◆ WRITTEN EXERCISE
The records below should be written out again, exactly.
━━━ ENTRIES SHOWN
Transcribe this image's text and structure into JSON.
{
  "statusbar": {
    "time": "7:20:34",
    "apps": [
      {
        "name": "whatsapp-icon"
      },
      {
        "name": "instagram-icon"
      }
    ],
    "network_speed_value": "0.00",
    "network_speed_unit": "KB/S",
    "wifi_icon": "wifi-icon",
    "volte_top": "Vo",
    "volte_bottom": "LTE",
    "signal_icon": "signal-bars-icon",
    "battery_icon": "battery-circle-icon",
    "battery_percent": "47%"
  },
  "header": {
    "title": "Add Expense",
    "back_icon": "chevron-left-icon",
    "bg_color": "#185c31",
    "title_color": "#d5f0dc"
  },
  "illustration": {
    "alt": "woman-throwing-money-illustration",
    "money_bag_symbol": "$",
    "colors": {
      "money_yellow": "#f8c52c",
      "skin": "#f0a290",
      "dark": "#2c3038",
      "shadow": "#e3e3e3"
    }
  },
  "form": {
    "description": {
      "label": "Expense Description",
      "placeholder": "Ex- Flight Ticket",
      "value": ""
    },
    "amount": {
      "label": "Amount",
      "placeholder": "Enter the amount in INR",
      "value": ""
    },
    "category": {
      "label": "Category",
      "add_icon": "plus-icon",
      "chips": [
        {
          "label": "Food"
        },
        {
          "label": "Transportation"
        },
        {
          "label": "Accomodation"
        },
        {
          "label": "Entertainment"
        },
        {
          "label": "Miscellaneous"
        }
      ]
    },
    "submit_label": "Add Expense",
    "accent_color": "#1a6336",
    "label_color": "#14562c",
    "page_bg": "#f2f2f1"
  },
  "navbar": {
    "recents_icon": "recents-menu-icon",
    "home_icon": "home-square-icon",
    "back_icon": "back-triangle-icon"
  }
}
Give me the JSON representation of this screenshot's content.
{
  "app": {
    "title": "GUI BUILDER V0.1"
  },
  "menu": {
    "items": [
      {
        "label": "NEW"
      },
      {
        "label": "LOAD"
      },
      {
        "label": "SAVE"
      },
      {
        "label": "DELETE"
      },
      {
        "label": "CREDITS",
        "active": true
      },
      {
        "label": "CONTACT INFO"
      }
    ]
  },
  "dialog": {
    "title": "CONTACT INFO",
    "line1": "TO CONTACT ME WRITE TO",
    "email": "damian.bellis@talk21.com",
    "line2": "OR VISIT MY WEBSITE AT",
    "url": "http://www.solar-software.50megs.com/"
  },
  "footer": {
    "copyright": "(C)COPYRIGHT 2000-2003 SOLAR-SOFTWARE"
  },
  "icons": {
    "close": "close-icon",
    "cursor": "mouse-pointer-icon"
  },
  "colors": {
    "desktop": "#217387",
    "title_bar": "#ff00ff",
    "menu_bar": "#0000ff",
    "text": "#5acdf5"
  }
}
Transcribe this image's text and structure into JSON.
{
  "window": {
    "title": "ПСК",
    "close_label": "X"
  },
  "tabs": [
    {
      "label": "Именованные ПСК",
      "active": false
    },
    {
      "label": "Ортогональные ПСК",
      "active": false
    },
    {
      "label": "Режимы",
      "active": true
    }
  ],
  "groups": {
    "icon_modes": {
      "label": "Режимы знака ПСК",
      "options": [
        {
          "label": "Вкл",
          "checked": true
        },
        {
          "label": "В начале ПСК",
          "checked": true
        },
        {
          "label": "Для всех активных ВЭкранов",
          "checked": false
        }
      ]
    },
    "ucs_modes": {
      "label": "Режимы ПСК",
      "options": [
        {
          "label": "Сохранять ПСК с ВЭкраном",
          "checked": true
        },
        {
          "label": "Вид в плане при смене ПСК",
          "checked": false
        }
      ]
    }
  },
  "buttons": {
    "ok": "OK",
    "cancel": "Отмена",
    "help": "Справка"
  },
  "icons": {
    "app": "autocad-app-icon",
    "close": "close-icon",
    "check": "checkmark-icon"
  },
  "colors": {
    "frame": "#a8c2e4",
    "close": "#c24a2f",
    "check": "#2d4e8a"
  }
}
━━━━━━
◆ REPLY TO THE TASK
Transcribe this image's text and structure into JSON.
{
  "statusbar": {
    "time": "7:20:34",
    "apps": [
      {
        "name": "whatsapp-icon"
      },
      {
        "name": "instagram-icon"
      }
    ],
    "network_speed_value": "0.00",
    "network_speed_unit": "KB/S",
    "wifi_icon": "wifi-icon",
    "volte_top": "Vo",
    "volte_bottom": "LTE",
    "signal_icon": "signal-bars-icon",
    "battery_icon": "battery-circle-icon",
    "battery_percent": "47%"
  },
  "header": {
    "title": "Add Expense",
    "back_icon": "chevron-left-icon",
    "bg_color": "#185c31",
    "title_color": "#d5f0dc"
  },
  "illustration": {
    "alt": "woman-throwing-money-illustration",
    "money_bag_symbol": "$",
    "colors": {
      "money_yellow": "#f8c52c",
      "skin": "#f0a290",
      "dark": "#2c3038",
      "shadow": "#e3e3e3"
    }
  },
  "form": {
    "description": {
      "label": "Expense Description",
      "placeholder": "Ex- Flight Ticket",
      "value": ""
    },
    "amount": {
      "label": "Amount",
      "placeholder": "Enter the amount in INR",
      "value": ""
    },
    "category": {
      "label": "Category",
      "add_icon": "plus-icon",
      "chips": [
        {
          "label": "Food"
        },
        {
          "label": "Transportation"
        },
        {
          "label": "Accomodation"
        },
        {
          "label": "Entertainment"
        },
        {
          "label": "Miscellaneous"
        }
      ]
    },
    "submit_label": "Add Expense",
    "accent_color": "#1a6336",
    "label_color": "#14562c",
    "page_bg": "#f2f2f1"
  },
  "navbar": {
    "recents_icon": "recents-menu-icon",
    "home_icon": "home-square-icon",
    "back_icon": "back-triangle-icon"
  }
}
Give me the JSON representation of this screenshot's content.
{
  "app": {
    "title": "GUI BUILDER V0.1"
  },
  "menu": {
    "items": [
      {
        "label": "NEW"
      },
      {
        "label": "LOAD"
      },
      {
        "label": "SAVE"
      },
      {
        "label": "DELETE"
      },
      {
        "label": "CREDITS",
        "active": true
      },
      {
        "label": "CONTACT INFO"
      }
    ]
  },
  "dialog": {
    "title": "CONTACT INFO",
    "line1": "TO CONTACT ME WRITE TO",
    "email": "damian.bellis@talk21.com",
    "line2": "OR VISIT MY WEBSITE AT",
    "url": "http://www.solar-software.50megs.com/"
  },
  "footer": {
    "copyright": "(C)COPYRIGHT 2000-2003 SOLAR-SOFTWARE"
  },
  "icons": {
    "close": "close-icon",
    "cursor": "mouse-pointer-icon"
  },
  "colors": {
    "desktop": "#217387",
    "title_bar": "#ff00ff",
    "menu_bar": "#0000ff",
    "text": "#5acdf5"
  }
}
Transcribe this image's text and structure into JSON.
{
  "window": {
    "title": "ПСК",
    "close_label": "X"
  },
  "tabs": [
    {
      "label": "Именованные ПСК",
      "active": false
    },
    {
      "label": "Ортогональные ПСК",
      "active": false
    },
    {
      "label": "Режимы",
      "active": true
    }
  ],
  "groups": {
    "icon_modes": {
      "label": "Режимы знака ПСК",
      "options": [
        {
          "label": "Вкл",
          "checked": true
        },
        {
          "label": "В начале ПСК",
          "checked": true
        },
        {
          "label": "Для всех активных ВЭкранов",
          "checked": false
        }
      ]
    },
    "ucs_modes": {
      "label": "Режимы ПСК",
      "options": [
        {
          "label": "Сохранять ПСК с ВЭкраном",
          "checked": true
        },
        {
          "label": "Вид в плане при смене ПСК",
          "checked": false
        }
      ]
    }
  },
  "buttons": {
    "ok": "OK",
    "cancel": "Отмена",
    "help": "Справка"
  },
  "icons": {
    "app": "autocad-app-icon",
    "close": "close-icon",
    "check": "checkmark-icon"
  },
  "colors": {
    "frame": "#a8c2e4",
    "close": "#c24a2f",
    "check": "#2d4e8a"
  }
}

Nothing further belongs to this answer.